Give a verbatim copy of the lines below, minus the pictures.
[start]
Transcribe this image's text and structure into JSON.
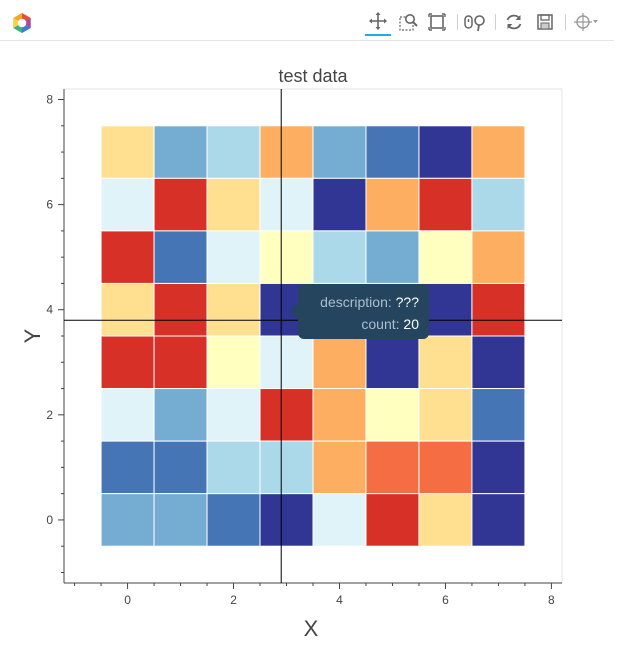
{
  "toolbar": {
    "tools": [
      {
        "name": "pan-tool",
        "icon": "pan-icon",
        "active": true
      },
      {
        "name": "box-zoom-tool",
        "icon": "box-zoom-icon",
        "active": false
      },
      {
        "name": "box-select-tool",
        "icon": "box-select-icon",
        "active": false
      },
      {
        "name": "wheel-zoom-tool",
        "icon": "wheel-zoom-icon",
        "active": false
      },
      {
        "name": "reset-tool",
        "icon": "reset-icon",
        "active": false
      },
      {
        "name": "save-tool",
        "icon": "save-icon",
        "active": false
      },
      {
        "name": "crosshair-tool",
        "icon": "crosshair-icon",
        "active": false
      }
    ]
  },
  "tooltip": {
    "description_label": "description:",
    "description_value": "???",
    "count_label": "count:",
    "count_value": "20"
  },
  "chart_data": {
    "type": "heatmap",
    "title": "test data",
    "xlabel": "X",
    "ylabel": "Y",
    "xlim": [
      -1.2,
      8.2
    ],
    "ylim": [
      -1.2,
      8.2
    ],
    "x_ticks": [
      0,
      2,
      4,
      6,
      8
    ],
    "y_ticks": [
      0,
      2,
      4,
      6,
      8
    ],
    "grid": false,
    "legend": "none",
    "crosshair": {
      "x": 2.9,
      "y": 3.8
    },
    "palette": [
      "#313695",
      "#4575b4",
      "#74add1",
      "#abd9e9",
      "#e0f3f8",
      "#ffffbf",
      "#fee090",
      "#fdae61",
      "#f46d43",
      "#d73027"
    ],
    "cell_size": 1,
    "grid_rows_top_to_bottom": [
      {
        "y": 7,
        "color_index": [
          6,
          2,
          3,
          7,
          2,
          1,
          0,
          7
        ]
      },
      {
        "y": 6,
        "color_index": [
          4,
          9,
          6,
          4,
          0,
          7,
          9,
          3
        ]
      },
      {
        "y": 5,
        "color_index": [
          9,
          1,
          4,
          5,
          3,
          2,
          5,
          7
        ]
      },
      {
        "y": 4,
        "color_index": [
          6,
          9,
          6,
          0,
          0,
          0,
          0,
          9
        ]
      },
      {
        "y": 3,
        "color_index": [
          9,
          9,
          5,
          4,
          7,
          0,
          6,
          0
        ]
      },
      {
        "y": 2,
        "color_index": [
          4,
          2,
          4,
          9,
          7,
          5,
          6,
          1
        ]
      },
      {
        "y": 1,
        "color_index": [
          1,
          1,
          3,
          3,
          7,
          8,
          8,
          0
        ]
      },
      {
        "y": 0,
        "color_index": [
          2,
          2,
          1,
          0,
          4,
          9,
          6,
          0
        ]
      }
    ],
    "x_values": [
      0,
      1,
      2,
      3,
      4,
      5,
      6,
      7
    ]
  }
}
[end]
**Response to the task:**
Transcribe this image's text and structure into JSON.
{
  "toolbar": {
    "tools": [
      {
        "name": "pan-tool",
        "icon": "pan-icon",
        "active": true
      },
      {
        "name": "box-zoom-tool",
        "icon": "box-zoom-icon",
        "active": false
      },
      {
        "name": "box-select-tool",
        "icon": "box-select-icon",
        "active": false
      },
      {
        "name": "wheel-zoom-tool",
        "icon": "wheel-zoom-icon",
        "active": false
      },
      {
        "name": "reset-tool",
        "icon": "reset-icon",
        "active": false
      },
      {
        "name": "save-tool",
        "icon": "save-icon",
        "active": false
      },
      {
        "name": "crosshair-tool",
        "icon": "crosshair-icon",
        "active": false
      }
    ]
  },
  "tooltip": {
    "description_label": "description:",
    "description_value": "???",
    "count_label": "count:",
    "count_value": "20"
  },
  "chart_data": {
    "type": "heatmap",
    "title": "test data",
    "xlabel": "X",
    "ylabel": "Y",
    "xlim": [
      -1.2,
      8.2
    ],
    "ylim": [
      -1.2,
      8.2
    ],
    "x_ticks": [
      0,
      2,
      4,
      6,
      8
    ],
    "y_ticks": [
      0,
      2,
      4,
      6,
      8
    ],
    "grid": false,
    "legend": "none",
    "crosshair": {
      "x": 2.9,
      "y": 3.8
    },
    "palette": [
      "#313695",
      "#4575b4",
      "#74add1",
      "#abd9e9",
      "#e0f3f8",
      "#ffffbf",
      "#fee090",
      "#fdae61",
      "#f46d43",
      "#d73027"
    ],
    "cell_size": 1,
    "grid_rows_top_to_bottom": [
      {
        "y": 7,
        "color_index": [
          6,
          2,
          3,
          7,
          2,
          1,
          0,
          7
        ]
      },
      {
        "y": 6,
        "color_index": [
          4,
          9,
          6,
          4,
          0,
          7,
          9,
          3
        ]
      },
      {
        "y": 5,
        "color_index": [
          9,
          1,
          4,
          5,
          3,
          2,
          5,
          7
        ]
      },
      {
        "y": 4,
        "color_index": [
          6,
          9,
          6,
          0,
          0,
          0,
          0,
          9
        ]
      },
      {
        "y": 3,
        "color_index": [
          9,
          9,
          5,
          4,
          7,
          0,
          6,
          0
        ]
      },
      {
        "y": 2,
        "color_index": [
          4,
          2,
          4,
          9,
          7,
          5,
          6,
          1
        ]
      },
      {
        "y": 1,
        "color_index": [
          1,
          1,
          3,
          3,
          7,
          8,
          8,
          0
        ]
      },
      {
        "y": 0,
        "color_index": [
          2,
          2,
          1,
          0,
          4,
          9,
          6,
          0
        ]
      }
    ],
    "x_values": [
      0,
      1,
      2,
      3,
      4,
      5,
      6,
      7
    ]
  }
}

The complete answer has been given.